INSTRUCTIONS TO FOLLOW:
Tally the lines in the listing below that contain "will" and report the tally alone.

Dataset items
========
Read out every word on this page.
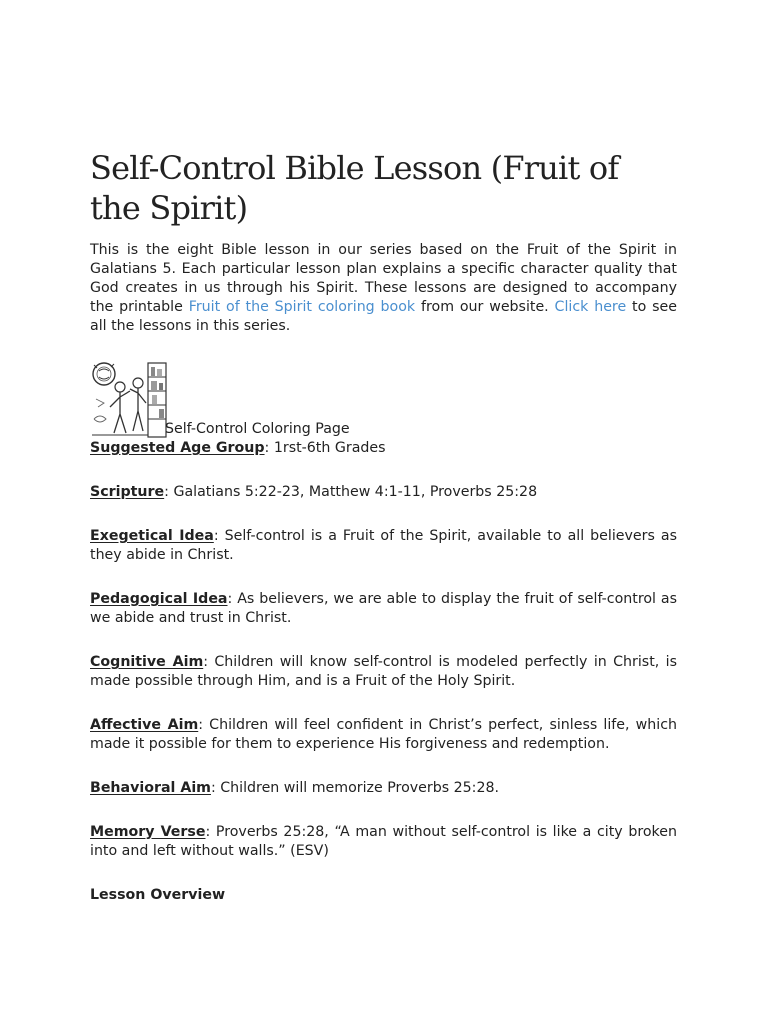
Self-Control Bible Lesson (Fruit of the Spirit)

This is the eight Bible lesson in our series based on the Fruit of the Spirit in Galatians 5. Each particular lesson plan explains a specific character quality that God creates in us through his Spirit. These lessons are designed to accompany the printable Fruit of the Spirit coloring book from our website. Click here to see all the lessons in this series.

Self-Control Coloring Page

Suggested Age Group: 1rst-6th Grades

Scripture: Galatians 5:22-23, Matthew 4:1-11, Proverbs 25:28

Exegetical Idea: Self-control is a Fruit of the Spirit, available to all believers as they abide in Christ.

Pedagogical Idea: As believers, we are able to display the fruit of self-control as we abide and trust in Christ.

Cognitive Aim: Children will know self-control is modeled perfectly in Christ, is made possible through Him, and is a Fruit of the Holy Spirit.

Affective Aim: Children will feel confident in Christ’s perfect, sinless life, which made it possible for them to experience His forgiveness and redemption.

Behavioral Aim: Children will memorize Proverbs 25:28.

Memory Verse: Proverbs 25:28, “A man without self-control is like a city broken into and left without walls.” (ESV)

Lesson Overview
========
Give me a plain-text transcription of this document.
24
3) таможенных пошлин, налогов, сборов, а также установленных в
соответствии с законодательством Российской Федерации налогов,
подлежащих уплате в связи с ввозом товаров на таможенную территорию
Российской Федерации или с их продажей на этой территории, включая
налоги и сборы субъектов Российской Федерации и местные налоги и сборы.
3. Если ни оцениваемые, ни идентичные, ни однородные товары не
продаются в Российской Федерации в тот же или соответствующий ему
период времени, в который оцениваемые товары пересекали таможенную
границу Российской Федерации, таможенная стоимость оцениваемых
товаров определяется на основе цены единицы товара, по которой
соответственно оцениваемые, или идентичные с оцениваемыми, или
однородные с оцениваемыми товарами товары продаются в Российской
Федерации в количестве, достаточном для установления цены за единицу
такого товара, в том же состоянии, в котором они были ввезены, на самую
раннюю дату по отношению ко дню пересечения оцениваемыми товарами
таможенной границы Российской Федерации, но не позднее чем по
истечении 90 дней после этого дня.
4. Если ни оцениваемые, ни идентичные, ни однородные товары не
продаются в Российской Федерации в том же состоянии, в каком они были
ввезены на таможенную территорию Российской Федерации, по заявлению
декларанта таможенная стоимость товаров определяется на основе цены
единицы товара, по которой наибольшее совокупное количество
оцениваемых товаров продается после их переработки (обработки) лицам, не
========
EXERCISE ANSWER:
3